* Records from a data collection *
==*==

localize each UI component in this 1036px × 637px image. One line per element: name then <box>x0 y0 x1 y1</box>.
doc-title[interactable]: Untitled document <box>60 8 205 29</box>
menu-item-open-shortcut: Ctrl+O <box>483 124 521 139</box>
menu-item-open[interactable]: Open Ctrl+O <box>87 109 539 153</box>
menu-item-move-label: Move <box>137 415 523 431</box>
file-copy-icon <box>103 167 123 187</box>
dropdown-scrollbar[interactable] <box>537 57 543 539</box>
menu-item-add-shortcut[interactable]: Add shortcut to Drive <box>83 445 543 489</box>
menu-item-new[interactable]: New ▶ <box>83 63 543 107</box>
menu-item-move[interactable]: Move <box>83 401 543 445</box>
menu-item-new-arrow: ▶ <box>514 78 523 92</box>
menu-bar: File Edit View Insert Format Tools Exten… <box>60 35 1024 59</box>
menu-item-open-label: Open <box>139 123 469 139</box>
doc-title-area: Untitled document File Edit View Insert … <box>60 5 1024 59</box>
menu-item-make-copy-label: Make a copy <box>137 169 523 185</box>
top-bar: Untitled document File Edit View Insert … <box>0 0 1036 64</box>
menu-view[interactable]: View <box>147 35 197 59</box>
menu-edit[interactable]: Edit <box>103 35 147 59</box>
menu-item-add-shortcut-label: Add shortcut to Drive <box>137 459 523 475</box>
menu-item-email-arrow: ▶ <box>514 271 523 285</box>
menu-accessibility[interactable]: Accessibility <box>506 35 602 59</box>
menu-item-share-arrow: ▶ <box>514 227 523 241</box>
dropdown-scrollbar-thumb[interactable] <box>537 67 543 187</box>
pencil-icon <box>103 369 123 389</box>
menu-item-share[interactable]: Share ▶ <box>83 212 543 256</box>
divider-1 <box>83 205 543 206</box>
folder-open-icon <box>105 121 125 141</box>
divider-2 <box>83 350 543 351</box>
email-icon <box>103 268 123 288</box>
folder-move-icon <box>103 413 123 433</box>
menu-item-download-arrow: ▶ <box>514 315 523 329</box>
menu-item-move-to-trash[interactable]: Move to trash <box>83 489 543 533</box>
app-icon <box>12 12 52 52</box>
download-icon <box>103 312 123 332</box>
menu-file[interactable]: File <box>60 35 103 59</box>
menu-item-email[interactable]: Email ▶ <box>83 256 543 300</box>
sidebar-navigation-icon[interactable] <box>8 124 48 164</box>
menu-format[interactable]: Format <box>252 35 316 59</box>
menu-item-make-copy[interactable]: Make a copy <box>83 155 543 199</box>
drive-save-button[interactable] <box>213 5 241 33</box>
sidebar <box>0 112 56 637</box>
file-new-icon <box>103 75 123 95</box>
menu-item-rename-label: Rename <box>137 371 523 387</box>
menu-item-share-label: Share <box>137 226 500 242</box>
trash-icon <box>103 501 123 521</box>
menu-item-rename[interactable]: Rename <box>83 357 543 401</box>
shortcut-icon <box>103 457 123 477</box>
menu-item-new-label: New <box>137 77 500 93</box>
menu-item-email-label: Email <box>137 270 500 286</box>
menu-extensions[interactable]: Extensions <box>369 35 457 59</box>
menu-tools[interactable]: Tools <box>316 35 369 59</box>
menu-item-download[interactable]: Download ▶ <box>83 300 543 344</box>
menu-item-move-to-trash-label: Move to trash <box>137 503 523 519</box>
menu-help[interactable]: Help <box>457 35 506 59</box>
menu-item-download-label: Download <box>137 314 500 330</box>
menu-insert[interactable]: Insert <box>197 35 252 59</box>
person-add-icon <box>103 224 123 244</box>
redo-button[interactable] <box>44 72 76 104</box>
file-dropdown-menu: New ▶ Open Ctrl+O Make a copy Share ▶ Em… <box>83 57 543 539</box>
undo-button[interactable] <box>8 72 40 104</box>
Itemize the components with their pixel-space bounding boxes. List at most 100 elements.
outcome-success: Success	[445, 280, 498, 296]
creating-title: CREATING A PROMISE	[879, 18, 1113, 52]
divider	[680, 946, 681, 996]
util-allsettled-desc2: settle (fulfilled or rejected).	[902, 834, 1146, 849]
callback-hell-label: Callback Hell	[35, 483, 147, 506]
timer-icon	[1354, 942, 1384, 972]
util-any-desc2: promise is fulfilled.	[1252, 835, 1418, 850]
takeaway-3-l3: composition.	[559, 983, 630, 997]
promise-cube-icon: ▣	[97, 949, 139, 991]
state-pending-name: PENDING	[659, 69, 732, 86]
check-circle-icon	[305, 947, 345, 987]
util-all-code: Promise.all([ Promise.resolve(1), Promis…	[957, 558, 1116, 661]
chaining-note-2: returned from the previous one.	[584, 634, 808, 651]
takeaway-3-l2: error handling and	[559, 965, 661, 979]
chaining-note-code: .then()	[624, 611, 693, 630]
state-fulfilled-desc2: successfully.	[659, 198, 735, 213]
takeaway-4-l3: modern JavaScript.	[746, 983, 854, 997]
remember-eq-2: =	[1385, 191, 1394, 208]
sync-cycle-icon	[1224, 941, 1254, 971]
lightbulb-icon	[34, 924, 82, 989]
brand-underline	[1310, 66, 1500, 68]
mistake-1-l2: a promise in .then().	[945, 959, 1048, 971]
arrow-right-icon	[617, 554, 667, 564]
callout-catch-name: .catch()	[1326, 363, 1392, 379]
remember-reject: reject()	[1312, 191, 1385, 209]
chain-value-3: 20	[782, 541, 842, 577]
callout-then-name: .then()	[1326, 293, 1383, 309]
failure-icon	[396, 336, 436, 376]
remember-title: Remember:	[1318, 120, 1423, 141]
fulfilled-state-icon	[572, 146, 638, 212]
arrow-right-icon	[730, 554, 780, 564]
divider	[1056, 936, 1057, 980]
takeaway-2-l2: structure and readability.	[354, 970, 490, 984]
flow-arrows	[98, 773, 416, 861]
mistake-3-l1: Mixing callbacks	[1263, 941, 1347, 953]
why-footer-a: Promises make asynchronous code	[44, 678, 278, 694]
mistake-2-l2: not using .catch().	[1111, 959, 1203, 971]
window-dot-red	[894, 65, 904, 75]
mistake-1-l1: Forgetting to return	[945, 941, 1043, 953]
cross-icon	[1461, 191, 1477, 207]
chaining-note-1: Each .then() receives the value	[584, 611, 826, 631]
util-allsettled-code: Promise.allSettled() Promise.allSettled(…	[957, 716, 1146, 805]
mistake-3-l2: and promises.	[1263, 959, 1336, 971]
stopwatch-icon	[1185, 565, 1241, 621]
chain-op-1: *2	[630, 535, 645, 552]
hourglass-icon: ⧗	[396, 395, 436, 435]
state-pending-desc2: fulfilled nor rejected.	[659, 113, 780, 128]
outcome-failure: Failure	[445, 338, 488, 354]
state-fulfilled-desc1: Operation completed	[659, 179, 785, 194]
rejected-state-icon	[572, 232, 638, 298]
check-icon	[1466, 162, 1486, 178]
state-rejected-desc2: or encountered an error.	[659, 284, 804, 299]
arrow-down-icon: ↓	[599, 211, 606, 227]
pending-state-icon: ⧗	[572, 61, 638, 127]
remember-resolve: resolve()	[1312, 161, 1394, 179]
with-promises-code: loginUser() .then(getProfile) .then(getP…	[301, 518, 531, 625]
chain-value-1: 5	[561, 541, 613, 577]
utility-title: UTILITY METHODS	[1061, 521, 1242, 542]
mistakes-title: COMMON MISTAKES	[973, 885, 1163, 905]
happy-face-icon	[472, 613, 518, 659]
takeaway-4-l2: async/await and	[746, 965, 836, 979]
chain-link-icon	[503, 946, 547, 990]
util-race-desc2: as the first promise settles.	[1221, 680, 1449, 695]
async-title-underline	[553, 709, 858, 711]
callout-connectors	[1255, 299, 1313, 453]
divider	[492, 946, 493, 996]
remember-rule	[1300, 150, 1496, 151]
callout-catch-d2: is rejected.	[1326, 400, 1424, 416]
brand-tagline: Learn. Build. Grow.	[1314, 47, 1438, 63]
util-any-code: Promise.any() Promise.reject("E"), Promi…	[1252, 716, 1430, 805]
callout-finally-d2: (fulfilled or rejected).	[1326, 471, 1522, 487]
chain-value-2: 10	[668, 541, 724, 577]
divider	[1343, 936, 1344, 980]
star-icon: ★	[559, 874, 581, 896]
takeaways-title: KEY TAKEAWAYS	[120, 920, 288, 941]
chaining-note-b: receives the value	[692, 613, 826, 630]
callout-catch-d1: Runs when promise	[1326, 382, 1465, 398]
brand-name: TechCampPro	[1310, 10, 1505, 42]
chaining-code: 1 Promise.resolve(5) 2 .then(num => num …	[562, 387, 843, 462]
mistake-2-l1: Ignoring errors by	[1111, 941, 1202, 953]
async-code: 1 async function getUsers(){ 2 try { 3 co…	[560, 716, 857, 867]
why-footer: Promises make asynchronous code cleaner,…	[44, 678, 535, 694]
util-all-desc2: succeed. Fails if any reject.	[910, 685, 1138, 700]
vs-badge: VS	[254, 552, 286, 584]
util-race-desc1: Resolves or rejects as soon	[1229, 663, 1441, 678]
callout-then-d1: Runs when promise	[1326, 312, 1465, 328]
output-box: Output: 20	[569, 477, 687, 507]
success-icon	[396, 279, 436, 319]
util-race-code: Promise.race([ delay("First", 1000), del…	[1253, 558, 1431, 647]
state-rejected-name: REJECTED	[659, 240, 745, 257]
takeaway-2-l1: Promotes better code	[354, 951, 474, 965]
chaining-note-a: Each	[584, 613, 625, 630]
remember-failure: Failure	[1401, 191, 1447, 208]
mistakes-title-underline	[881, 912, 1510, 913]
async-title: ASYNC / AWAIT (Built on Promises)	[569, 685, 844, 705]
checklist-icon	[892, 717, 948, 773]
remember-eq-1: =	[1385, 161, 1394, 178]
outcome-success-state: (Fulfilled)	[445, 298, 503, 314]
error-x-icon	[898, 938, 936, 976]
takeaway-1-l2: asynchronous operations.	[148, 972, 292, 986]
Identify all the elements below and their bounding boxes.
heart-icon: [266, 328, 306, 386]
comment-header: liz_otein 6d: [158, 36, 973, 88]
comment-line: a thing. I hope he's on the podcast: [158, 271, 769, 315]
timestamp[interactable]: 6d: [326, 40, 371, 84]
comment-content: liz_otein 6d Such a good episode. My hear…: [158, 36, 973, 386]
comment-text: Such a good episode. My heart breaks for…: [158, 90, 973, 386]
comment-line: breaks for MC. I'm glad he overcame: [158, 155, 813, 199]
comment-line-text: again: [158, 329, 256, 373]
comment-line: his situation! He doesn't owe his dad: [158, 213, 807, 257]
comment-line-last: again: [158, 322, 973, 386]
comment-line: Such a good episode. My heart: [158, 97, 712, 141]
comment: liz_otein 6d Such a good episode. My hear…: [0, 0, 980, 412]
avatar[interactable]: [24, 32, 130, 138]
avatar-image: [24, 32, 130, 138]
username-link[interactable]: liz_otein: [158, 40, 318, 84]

==*==

* Directive *
Return the lines of the records verbatim, from the first line through the line containing "dropdown-scrollbar[interactable] <box>537 57", with both ends included.

* Result *
localize each UI component in this 1036px × 637px image. One line per element: name then <box>x0 y0 x1 y1</box>.
doc-title[interactable]: Untitled document <box>60 8 205 29</box>
menu-item-open-shortcut: Ctrl+O <box>483 124 521 139</box>
menu-item-open[interactable]: Open Ctrl+O <box>87 109 539 153</box>
menu-item-move-label: Move <box>137 415 523 431</box>
file-copy-icon <box>103 167 123 187</box>
dropdown-scrollbar[interactable] <box>537 57 543 539</box>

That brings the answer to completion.